**Challenge:** Update the data from the start down through the line containing "value-label: 12% <box>504 231 536 248</box>" by replacing every "screenshot" with "image", and give those lines again with nothing else changed.

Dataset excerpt
========================================

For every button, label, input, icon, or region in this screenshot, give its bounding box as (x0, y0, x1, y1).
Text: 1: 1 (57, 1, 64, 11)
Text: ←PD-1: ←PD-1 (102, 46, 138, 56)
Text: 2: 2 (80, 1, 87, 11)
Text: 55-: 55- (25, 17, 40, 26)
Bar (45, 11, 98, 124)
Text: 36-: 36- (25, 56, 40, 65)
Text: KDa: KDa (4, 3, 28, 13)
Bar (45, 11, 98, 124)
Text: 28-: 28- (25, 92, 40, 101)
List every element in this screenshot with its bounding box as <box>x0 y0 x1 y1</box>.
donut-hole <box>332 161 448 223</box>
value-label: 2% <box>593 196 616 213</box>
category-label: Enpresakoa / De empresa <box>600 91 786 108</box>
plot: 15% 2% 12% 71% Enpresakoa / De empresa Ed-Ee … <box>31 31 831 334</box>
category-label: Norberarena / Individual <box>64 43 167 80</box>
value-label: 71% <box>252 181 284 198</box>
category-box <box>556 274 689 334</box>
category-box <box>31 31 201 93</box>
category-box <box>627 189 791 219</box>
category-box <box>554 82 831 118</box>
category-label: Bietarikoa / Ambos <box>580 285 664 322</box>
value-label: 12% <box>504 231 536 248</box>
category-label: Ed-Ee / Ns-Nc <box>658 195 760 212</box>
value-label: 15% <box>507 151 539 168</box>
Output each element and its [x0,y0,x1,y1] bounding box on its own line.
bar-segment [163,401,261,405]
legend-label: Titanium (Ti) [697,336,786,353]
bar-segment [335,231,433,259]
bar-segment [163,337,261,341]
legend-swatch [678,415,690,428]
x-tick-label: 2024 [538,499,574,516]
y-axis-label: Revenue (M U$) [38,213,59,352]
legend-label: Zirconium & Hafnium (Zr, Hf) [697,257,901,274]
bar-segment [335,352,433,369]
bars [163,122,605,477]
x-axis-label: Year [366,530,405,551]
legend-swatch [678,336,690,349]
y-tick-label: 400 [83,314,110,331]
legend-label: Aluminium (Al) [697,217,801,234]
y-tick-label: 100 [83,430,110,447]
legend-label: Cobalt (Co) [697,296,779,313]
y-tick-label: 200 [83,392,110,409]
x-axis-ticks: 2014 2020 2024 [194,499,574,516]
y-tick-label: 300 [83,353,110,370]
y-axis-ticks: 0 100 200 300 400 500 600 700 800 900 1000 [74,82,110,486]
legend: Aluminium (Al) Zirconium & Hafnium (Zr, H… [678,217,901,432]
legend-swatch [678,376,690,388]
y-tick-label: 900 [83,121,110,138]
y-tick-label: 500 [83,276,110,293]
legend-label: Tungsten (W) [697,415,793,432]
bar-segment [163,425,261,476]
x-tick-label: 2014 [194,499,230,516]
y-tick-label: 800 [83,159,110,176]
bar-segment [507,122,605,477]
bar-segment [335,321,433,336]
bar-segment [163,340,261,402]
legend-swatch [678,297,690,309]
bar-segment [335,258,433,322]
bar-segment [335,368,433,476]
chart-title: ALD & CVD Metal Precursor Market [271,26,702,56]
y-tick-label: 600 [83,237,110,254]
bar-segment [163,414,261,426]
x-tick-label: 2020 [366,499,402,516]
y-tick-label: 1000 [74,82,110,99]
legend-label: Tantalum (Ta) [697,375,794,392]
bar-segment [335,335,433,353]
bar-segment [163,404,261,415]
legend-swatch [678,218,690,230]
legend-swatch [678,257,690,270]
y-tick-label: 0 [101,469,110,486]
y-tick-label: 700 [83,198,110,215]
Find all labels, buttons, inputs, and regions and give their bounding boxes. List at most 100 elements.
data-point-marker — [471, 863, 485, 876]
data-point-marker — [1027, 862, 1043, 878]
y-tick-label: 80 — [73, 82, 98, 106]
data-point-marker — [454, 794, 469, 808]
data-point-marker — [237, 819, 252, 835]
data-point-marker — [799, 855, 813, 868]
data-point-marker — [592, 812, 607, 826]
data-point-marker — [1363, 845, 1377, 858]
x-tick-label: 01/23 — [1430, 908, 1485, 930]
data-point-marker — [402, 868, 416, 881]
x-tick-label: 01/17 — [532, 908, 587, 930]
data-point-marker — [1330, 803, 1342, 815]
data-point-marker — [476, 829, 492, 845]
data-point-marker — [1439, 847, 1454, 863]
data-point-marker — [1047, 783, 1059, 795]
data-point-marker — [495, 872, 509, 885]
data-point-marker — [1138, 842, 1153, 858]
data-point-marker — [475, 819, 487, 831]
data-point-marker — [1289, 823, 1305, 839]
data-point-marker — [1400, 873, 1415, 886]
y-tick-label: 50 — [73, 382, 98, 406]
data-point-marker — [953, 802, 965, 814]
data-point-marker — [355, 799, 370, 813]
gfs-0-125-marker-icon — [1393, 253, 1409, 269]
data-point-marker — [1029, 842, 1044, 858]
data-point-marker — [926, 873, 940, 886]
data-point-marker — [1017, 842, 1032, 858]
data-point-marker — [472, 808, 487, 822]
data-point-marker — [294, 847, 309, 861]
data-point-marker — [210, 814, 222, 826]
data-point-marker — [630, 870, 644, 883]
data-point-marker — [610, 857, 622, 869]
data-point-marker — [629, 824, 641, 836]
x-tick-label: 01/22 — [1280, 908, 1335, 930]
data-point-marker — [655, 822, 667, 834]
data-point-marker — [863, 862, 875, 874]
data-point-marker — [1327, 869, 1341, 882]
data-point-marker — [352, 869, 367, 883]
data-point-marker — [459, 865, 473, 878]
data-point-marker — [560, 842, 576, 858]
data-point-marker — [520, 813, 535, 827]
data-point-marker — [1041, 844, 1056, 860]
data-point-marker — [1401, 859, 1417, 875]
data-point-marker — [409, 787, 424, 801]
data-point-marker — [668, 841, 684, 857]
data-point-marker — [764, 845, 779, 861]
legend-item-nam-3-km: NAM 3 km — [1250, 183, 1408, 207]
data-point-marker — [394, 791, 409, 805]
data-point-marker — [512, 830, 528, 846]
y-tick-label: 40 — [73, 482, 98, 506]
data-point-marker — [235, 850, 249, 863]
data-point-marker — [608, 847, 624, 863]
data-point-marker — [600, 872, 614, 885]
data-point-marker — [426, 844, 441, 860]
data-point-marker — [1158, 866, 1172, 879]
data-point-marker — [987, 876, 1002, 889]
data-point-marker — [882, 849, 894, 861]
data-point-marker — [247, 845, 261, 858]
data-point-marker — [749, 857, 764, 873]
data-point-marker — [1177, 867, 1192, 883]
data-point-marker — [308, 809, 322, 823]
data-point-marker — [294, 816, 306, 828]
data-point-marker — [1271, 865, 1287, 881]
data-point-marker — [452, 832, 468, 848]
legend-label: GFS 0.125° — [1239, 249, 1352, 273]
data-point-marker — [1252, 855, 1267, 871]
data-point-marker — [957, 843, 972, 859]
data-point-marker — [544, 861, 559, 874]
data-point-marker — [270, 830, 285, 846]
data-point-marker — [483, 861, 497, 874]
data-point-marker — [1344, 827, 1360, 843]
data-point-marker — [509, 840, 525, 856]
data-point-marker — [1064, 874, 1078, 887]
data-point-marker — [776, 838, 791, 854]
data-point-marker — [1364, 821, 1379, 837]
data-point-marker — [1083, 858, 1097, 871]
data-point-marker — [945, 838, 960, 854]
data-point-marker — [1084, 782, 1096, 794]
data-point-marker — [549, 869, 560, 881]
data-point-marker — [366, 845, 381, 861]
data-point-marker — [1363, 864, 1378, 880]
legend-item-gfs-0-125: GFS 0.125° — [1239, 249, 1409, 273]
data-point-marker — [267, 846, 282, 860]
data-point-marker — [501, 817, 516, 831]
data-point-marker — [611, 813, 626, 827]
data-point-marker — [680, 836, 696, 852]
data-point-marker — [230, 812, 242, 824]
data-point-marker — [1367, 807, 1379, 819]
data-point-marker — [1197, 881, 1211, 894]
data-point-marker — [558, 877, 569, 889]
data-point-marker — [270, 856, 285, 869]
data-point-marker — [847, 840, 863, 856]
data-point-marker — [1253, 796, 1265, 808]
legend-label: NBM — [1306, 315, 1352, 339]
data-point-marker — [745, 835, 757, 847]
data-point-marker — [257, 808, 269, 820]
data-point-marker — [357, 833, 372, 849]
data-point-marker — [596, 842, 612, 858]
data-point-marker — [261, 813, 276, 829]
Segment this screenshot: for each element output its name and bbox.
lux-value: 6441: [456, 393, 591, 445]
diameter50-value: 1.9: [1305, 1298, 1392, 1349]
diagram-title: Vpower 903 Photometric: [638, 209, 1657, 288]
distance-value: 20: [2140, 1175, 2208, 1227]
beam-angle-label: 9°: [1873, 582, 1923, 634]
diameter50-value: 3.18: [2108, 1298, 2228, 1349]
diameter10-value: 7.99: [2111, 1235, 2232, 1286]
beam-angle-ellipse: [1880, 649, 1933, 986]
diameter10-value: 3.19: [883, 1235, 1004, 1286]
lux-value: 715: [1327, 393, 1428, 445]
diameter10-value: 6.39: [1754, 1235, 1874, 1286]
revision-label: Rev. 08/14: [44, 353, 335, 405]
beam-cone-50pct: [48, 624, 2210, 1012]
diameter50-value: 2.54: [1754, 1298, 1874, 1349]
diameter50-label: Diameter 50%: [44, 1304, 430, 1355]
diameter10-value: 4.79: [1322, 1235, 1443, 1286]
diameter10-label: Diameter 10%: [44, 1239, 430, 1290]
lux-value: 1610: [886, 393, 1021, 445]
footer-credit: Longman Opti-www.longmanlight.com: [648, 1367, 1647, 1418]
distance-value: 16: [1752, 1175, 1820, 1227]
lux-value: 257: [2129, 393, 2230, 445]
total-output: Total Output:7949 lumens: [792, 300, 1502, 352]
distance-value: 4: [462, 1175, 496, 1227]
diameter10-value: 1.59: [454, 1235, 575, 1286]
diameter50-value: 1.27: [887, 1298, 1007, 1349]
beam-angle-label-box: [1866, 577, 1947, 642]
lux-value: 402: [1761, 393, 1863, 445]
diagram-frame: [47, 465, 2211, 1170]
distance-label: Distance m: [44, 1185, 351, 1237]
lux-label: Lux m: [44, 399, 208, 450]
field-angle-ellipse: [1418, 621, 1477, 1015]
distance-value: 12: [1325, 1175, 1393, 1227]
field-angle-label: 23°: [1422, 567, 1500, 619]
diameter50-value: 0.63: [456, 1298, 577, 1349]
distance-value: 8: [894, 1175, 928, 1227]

========================================

**Result:**
For every button, label, input, icon, or region in this image, give its bounding box as (x0, y0, x1, y1).
Text: 1: 1 (57, 1, 64, 11)
Text: ←PD-1: ←PD-1 (102, 46, 138, 56)
Text: 2: 2 (80, 1, 87, 11)
Text: 55-: 55- (25, 17, 40, 26)
Bar (45, 11, 98, 124)
Text: 36-: 36- (25, 56, 40, 65)
Text: KDa: KDa (4, 3, 28, 13)
Bar (45, 11, 98, 124)
Text: 28-: 28- (25, 92, 40, 101)
List every element in this image with its bounding box as <box>x0 y0 x1 y1</box>.
donut-hole <box>332 161 448 223</box>
value-label: 2% <box>593 196 616 213</box>
category-label: Enpresakoa / De empresa <box>600 91 786 108</box>
plot: 15% 2% 12% 71% Enpresakoa / De empresa Ed-Ee … <box>31 31 831 334</box>
category-label: Norberarena / Individual <box>64 43 167 80</box>
value-label: 71% <box>252 181 284 198</box>
category-box <box>556 274 689 334</box>
category-box <box>31 31 201 93</box>
category-box <box>627 189 791 219</box>
category-box <box>554 82 831 118</box>
category-label: Bietarikoa / Ambos <box>580 285 664 322</box>
value-label: 12% <box>504 231 536 248</box>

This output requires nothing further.